— EXERCISE PROMPT —
Repeat everything in the material exactly.

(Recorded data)
----------

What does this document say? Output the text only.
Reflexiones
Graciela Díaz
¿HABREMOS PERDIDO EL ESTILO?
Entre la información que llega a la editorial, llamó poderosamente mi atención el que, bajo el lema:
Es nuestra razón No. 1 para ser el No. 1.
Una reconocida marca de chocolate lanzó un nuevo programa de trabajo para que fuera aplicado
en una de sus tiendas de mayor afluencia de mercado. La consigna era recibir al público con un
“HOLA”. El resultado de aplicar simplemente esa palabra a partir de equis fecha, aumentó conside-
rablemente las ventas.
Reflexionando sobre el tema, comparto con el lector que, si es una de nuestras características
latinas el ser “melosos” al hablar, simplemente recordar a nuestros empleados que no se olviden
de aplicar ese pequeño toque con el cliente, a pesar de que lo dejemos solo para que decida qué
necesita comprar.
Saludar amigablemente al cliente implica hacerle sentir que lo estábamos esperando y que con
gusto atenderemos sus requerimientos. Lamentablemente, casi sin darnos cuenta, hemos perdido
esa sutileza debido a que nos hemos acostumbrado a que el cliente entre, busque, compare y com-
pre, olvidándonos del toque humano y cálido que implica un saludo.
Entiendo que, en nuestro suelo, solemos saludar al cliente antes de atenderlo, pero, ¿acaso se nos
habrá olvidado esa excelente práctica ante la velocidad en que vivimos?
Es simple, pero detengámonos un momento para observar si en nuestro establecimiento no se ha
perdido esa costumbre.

----------

— EXERCISE OUTPUT —
What does this document say? Output the text only.
Reflexiones
Graciela Díaz
¿HABREMOS PERDIDO EL ESTILO?
Entre la información que llega a la editorial, llamó poderosamente mi atención el que, bajo el lema:
Es nuestra razón No. 1 para ser el No. 1.
Una reconocida marca de chocolate lanzó un nuevo programa de trabajo para que fuera aplicado
en una de sus tiendas de mayor afluencia de mercado. La consigna era recibir al público con un
“HOLA”. El resultado de aplicar simplemente esa palabra a partir de equis fecha, aumentó conside-
rablemente las ventas.
Reflexionando sobre el tema, comparto con el lector que, si es una de nuestras características
latinas el ser “melosos” al hablar, simplemente recordar a nuestros empleados que no se olviden
de aplicar ese pequeño toque con el cliente, a pesar de que lo dejemos solo para que decida qué
necesita comprar.
Saludar amigablemente al cliente implica hacerle sentir que lo estábamos esperando y que con
gusto atenderemos sus requerimientos. Lamentablemente, casi sin darnos cuenta, hemos perdido
esa sutileza debido a que nos hemos acostumbrado a que el cliente entre, busque, compare y com-
pre, olvidándonos del toque humano y cálido que implica un saludo.
Entiendo que, en nuestro suelo, solemos saludar al cliente antes de atenderlo, pero, ¿acaso se nos
habrá olvidado esa excelente práctica ante la velocidad en que vivimos?
Es simple, pero detengámonos un momento para observar si en nuestro establecimiento no se ha
perdido esa costumbre.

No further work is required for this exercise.